WHAT TO WORK ON
In the records below, pick out all lines containing the word "tasks".

EXTRACTED ENTRIES
%%

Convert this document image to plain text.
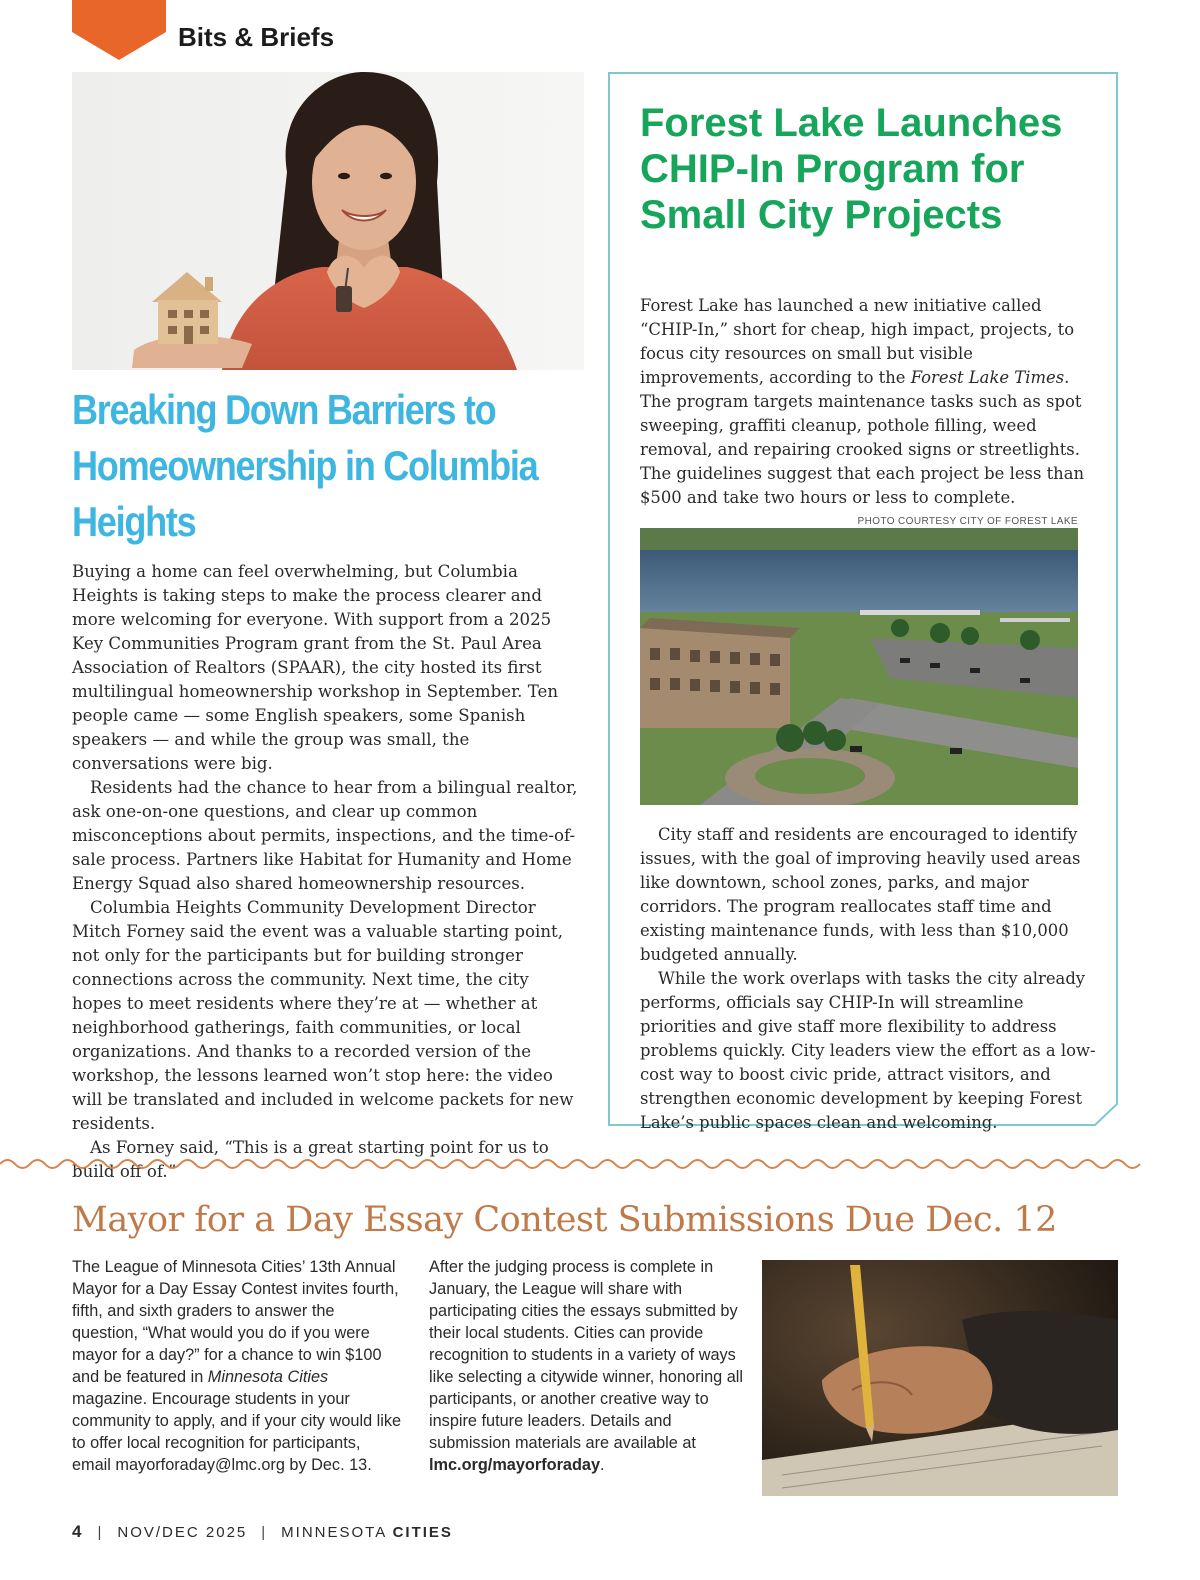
Bits & Briefs
Breaking Down Barriers to Homeownership in Columbia Heights

Buying a home can feel overwhelming, but Columbia Heights is taking steps to make the process clearer and more welcoming for everyone. With support from a 2025 Key Communities Program grant from the St. Paul Area Association of Realtors (SPAAR), the city hosted its first multilingual homeownership workshop in September. Ten people came — some English speakers, some Spanish speakers — and while the group was small, the conversations were big.

Residents had the chance to hear from a bilingual realtor, ask one-on-one questions, and clear up common misconceptions about permits, inspections, and the time-of-sale process. Partners like Habitat for Humanity and Home Energy Squad also shared homeownership resources.

Columbia Heights Community Development Director Mitch Forney said the event was a valuable starting point, not only for the participants but for building stronger connections across the community. Next time, the city hopes to meet residents where they’re at — whether at neighborhood gatherings, faith communities, or local organizations. And thanks to a recorded version of the workshop, the lessons learned won’t stop here: the video will be translated and included in welcome packets for new residents.

As Forney said, “This is a great starting point for us to build off of.”

Forest Lake Launches CHIP-In Program for Small City Projects

Forest Lake has launched a new initiative called “CHIP-In,” short for cheap, high impact, projects, to focus city resources on small but visible improvements, according to the Forest Lake Times. The program targets maintenance tasks such as spot sweeping, graffiti cleanup, pothole filling, weed removal, and repairing crooked signs or streetlights. The guidelines suggest that each project be less than $500 and take two hours or less to complete.

PHOTO COURTESY CITY OF FOREST LAKE

City staff and residents are encouraged to identify issues, with the goal of improving heavily used areas like downtown, school zones, parks, and major corridors. The program reallocates staff time and existing maintenance funds, with less than $10,000 budgeted annually.

While the work overlaps with tasks the city already performs, officials say CHIP-In will streamline priorities and give staff more flexibility to address problems quickly. City leaders view the effort as a low-cost way to boost civic pride, attract visitors, and strengthen economic development by keeping Forest Lake’s public spaces clean and welcoming.

Mayor for a Day Essay Contest Submissions Due Dec. 12

The League of Minnesota Cities’ 13th Annual Mayor for a Day Essay Contest invites fourth, fifth, and sixth graders to answer the question, “What would you do if you were mayor for a day?” for a chance to win $100 and be featured in Minnesota Cities magazine. Encourage students in your community to apply, and if your city would like to offer local recognition for participants, email mayorforaday@lmc.org by Dec. 13.

After the judging process is complete in January, the League will share with participating cities the essays submitted by their local students. Cities can provide recognition to students in a variety of ways like selecting a citywide winner, honoring all participants, or another creative way to inspire future leaders. Details and submission materials are available at lmc.org/mayorforaday.

4 | NOV/DEC 2025 | MINNESOTA CITIES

%%

EXERCISE SOLUTION
Forest Lake has launched a new initiative called “CHIP-In,” short for cheap, high impact, projects, to focus city resources on small but visible improvements, according to the Forest Lake Times. The program targets maintenance tasks such as spot sweeping, graffiti cleanup, pothole filling, weed removal, and repairing crooked signs or streetlights. The guidelines suggest that each project be less than $500 and take two hours or less to complete.
While the work overlaps with tasks the city already performs, officials say CHIP-In will streamline priorities and give staff more flexibility to address problems quickly. City leaders view the effort as a low-cost way to boost civic pride, attract visitors, and strengthen economic development by keeping Forest Lake’s public spaces clean and welcoming.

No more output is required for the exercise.